→ Aim of the task
Quote every line of the entries below verbatim, omitting the pictures.

→ Records for this task
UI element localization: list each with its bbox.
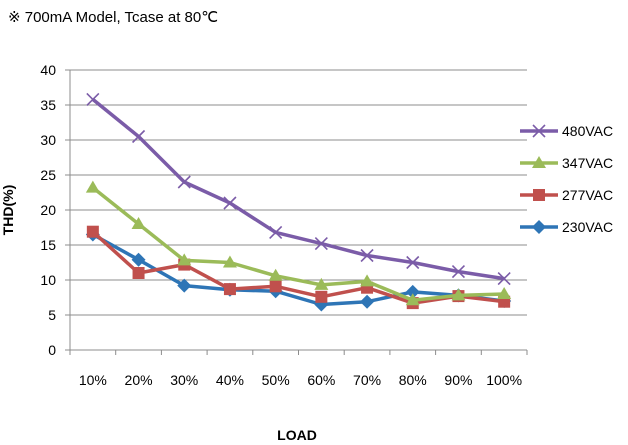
grid-lines	[65, 69, 528, 355]
series-line-230VAC	[92, 232, 505, 307]
data-point-480VAC	[177, 175, 191, 189]
data-point-277VAC	[269, 280, 282, 293]
data-point-230VAC	[405, 284, 420, 299]
data-point-480VAC	[269, 225, 283, 239]
data-point-230VAC	[177, 278, 192, 293]
data-point-480VAC	[406, 255, 420, 270]
legend-label-480VAC: 480VAC	[562, 123, 613, 139]
data-point-347VAC	[222, 255, 237, 268]
x-tick-label: 30%	[170, 372, 198, 388]
data-point-480VAC	[131, 129, 146, 144]
data-point-347VAC	[131, 217, 146, 229]
data-point-347VAC	[405, 293, 420, 306]
x-tick-label: 70%	[353, 372, 381, 388]
data-point-480VAC	[360, 248, 374, 263]
x-tick-label: 50%	[262, 372, 290, 388]
data-point-347VAC	[497, 287, 512, 299]
y-tick-label: 10	[40, 272, 56, 288]
legend-marker-347VAC	[532, 156, 546, 168]
chart-note: ※ 700mA Model, Tcase at 80℃	[8, 9, 219, 26]
data-point-347VAC	[268, 268, 283, 281]
data-point-480VAC	[497, 272, 511, 286]
y-tick-label: 15	[40, 237, 56, 253]
legend-label-230VAC: 230VAC	[562, 219, 613, 235]
series-line-347VAC	[91, 186, 505, 303]
data-point-230VAC	[360, 294, 375, 309]
data-point-230VAC	[131, 252, 146, 267]
x-tick-label: 60%	[307, 372, 335, 388]
data-point-277VAC	[86, 225, 99, 238]
data-point-480VAC	[223, 196, 237, 210]
x-tick-label: 10%	[79, 372, 107, 388]
data-point-347VAC	[360, 274, 375, 287]
x-tick-label: 40%	[216, 372, 244, 388]
data-point-277VAC	[223, 283, 236, 296]
data-point-480VAC	[451, 265, 466, 279]
y-tick-label: 0	[48, 342, 56, 358]
y-tick-label: 25	[40, 167, 56, 183]
y-axis-ticks: 0 5 10 15 20 25 30 35 40	[40, 62, 56, 358]
y-tick-label: 20	[40, 202, 56, 218]
y-tick-label: 35	[40, 97, 56, 113]
legend-label-347VAC: 347VAC	[562, 155, 613, 171]
data-point-347VAC	[85, 180, 100, 193]
y-tick-label: 30	[40, 132, 56, 148]
x-tick-label: 80%	[399, 372, 427, 388]
y-tick-label: 40	[40, 62, 56, 78]
y-axis-title: THD(%)	[0, 185, 16, 236]
y-tick-label: 5	[48, 307, 56, 323]
x-tick-label: 90%	[444, 372, 472, 388]
legend-marker-230VAC	[532, 220, 546, 234]
x-axis-ticks: 10% 20% 30% 40% 50% 60% 70% 80% 90% 100%	[79, 372, 522, 388]
legend-marker-480VAC	[532, 124, 546, 138]
x-tick-label: 20%	[125, 372, 153, 388]
legend-label-277VAC: 277VAC	[562, 187, 613, 203]
data-point-347VAC	[451, 288, 466, 301]
legend-marker-277VAC	[533, 189, 545, 201]
x-tick-label: 100%	[486, 372, 522, 388]
data-point-277VAC	[315, 290, 328, 303]
data-point-347VAC	[177, 253, 192, 266]
data-point-277VAC	[132, 267, 145, 279]
series-group	[85, 92, 512, 312]
data-point-480VAC	[86, 92, 100, 106]
data-point-347VAC	[314, 277, 329, 290]
x-axis-title: LOAD	[277, 427, 317, 443]
legend: 480VAC 347VAC 277VAC 230VAC	[520, 123, 613, 235]
data-point-480VAC	[314, 237, 328, 251]
series-line-480VAC	[91, 98, 505, 281]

→ Full response
UI element localization: list each with its bbox.
grid-lines	[65, 69, 528, 355]
series-line-230VAC	[92, 232, 505, 307]
data-point-480VAC	[177, 175, 191, 189]
data-point-277VAC	[269, 280, 282, 293]
data-point-230VAC	[405, 284, 420, 299]
data-point-480VAC	[269, 225, 283, 239]
data-point-230VAC	[177, 278, 192, 293]
data-point-480VAC	[406, 255, 420, 270]
legend-label-480VAC: 480VAC	[562, 123, 613, 139]
data-point-347VAC	[222, 255, 237, 268]
x-tick-label: 30%	[170, 372, 198, 388]
data-point-480VAC	[131, 129, 146, 144]
data-point-347VAC	[131, 217, 146, 229]
data-point-347VAC	[405, 293, 420, 306]
x-tick-label: 70%	[353, 372, 381, 388]
data-point-480VAC	[360, 248, 374, 263]
x-tick-label: 50%	[262, 372, 290, 388]
data-point-347VAC	[497, 287, 512, 299]
y-tick-label: 10	[40, 272, 56, 288]
legend-marker-347VAC	[532, 156, 546, 168]
chart-note: ※ 700mA Model, Tcase at 80℃	[8, 9, 219, 26]
data-point-347VAC	[268, 268, 283, 281]
data-point-480VAC	[497, 272, 511, 286]
y-tick-label: 15	[40, 237, 56, 253]
legend-label-230VAC: 230VAC	[562, 219, 613, 235]
series-line-347VAC	[91, 186, 505, 303]
data-point-230VAC	[360, 294, 375, 309]
data-point-230VAC	[131, 252, 146, 267]
x-tick-label: 60%	[307, 372, 335, 388]
data-point-277VAC	[86, 225, 99, 238]
data-point-480VAC	[223, 196, 237, 210]
x-tick-label: 10%	[79, 372, 107, 388]
data-point-347VAC	[360, 274, 375, 287]
x-tick-label: 40%	[216, 372, 244, 388]
data-point-277VAC	[223, 283, 236, 296]
data-point-480VAC	[451, 265, 466, 279]
y-tick-label: 0	[48, 342, 56, 358]
y-tick-label: 25	[40, 167, 56, 183]
y-axis-ticks: 0 5 10 15 20 25 30 35 40	[40, 62, 56, 358]
y-tick-label: 20	[40, 202, 56, 218]
y-tick-label: 35	[40, 97, 56, 113]
legend-label-347VAC: 347VAC	[562, 155, 613, 171]
data-point-347VAC	[85, 180, 100, 193]
y-tick-label: 30	[40, 132, 56, 148]
x-tick-label: 80%	[399, 372, 427, 388]
y-tick-label: 40	[40, 62, 56, 78]
y-axis-title: THD(%)	[0, 185, 16, 236]
y-tick-label: 5	[48, 307, 56, 323]
x-tick-label: 90%	[444, 372, 472, 388]
legend-marker-230VAC	[532, 220, 546, 234]
x-axis-ticks: 10% 20% 30% 40% 50% 60% 70% 80% 90% 100%	[79, 372, 522, 388]
legend-marker-480VAC	[532, 124, 546, 138]
x-tick-label: 20%	[125, 372, 153, 388]
legend-label-277VAC: 277VAC	[562, 187, 613, 203]
data-point-347VAC	[451, 288, 466, 301]
legend-marker-277VAC	[533, 189, 545, 201]
x-tick-label: 100%	[486, 372, 522, 388]
data-point-277VAC	[315, 290, 328, 303]
data-point-347VAC	[177, 253, 192, 266]
data-point-277VAC	[132, 267, 145, 279]
series-group	[85, 92, 512, 312]
data-point-480VAC	[86, 92, 100, 106]
data-point-347VAC	[314, 277, 329, 290]
x-axis-title: LOAD	[277, 427, 317, 443]
legend: 480VAC 347VAC 277VAC 230VAC	[520, 123, 613, 235]
data-point-480VAC	[314, 237, 328, 251]
series-line-480VAC	[91, 98, 505, 281]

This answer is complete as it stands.